▶ [THE REQUEST]:
Copy out every line of the records where the string "text" occurs.

[START DATASET EXTRACT]

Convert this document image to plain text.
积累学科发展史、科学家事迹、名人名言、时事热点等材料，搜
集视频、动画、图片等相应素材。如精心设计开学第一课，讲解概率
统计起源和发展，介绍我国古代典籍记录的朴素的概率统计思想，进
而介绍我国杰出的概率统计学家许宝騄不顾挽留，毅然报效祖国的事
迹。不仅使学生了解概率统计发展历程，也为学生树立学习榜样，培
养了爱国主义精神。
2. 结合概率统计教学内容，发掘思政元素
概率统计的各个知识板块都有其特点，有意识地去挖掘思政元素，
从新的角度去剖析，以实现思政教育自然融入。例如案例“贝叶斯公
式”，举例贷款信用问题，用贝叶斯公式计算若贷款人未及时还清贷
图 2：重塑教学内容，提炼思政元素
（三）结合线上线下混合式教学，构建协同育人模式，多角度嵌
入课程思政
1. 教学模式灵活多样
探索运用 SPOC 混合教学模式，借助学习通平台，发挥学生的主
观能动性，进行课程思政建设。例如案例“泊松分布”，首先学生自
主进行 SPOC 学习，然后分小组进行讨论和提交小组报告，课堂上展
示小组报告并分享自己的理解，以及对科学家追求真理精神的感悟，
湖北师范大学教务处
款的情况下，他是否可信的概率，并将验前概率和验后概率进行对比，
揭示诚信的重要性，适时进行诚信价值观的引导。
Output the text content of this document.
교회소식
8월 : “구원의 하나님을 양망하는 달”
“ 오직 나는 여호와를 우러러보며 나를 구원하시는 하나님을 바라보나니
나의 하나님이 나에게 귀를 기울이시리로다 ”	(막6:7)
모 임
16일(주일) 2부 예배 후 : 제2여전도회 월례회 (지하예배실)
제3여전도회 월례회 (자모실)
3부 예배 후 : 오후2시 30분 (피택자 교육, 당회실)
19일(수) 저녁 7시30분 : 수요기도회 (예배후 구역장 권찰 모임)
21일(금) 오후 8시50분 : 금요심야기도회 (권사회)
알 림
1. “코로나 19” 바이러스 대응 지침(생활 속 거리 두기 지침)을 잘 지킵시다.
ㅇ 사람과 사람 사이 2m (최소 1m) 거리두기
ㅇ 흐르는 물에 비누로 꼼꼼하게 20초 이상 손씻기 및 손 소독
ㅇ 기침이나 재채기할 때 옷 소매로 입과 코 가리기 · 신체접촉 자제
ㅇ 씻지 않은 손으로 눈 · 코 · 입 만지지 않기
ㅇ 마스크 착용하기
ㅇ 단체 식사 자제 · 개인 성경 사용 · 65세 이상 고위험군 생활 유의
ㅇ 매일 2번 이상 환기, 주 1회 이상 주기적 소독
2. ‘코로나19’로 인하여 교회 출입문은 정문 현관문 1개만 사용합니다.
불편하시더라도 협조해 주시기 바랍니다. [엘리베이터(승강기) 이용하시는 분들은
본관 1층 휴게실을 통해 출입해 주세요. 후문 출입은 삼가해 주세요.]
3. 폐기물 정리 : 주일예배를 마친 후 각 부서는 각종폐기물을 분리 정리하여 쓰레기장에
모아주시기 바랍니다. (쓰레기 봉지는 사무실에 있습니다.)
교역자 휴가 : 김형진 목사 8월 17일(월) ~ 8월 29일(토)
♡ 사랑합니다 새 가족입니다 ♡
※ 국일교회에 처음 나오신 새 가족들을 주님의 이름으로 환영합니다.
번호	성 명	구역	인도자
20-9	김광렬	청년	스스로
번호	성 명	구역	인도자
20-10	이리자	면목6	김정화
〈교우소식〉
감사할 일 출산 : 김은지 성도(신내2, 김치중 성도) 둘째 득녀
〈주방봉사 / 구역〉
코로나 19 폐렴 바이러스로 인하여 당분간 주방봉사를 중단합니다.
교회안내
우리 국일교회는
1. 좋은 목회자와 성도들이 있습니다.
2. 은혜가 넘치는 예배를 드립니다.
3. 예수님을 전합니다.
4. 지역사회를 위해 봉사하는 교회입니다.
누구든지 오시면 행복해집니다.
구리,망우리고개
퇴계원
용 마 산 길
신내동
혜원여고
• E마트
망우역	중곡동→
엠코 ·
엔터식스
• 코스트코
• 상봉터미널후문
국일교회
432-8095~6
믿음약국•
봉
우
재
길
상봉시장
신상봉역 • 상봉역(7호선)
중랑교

[END DATASET EXTRACT]

▶ [EXERCISE OUTPUT]:
Convert this document image to plain text.
Output the text content of this document.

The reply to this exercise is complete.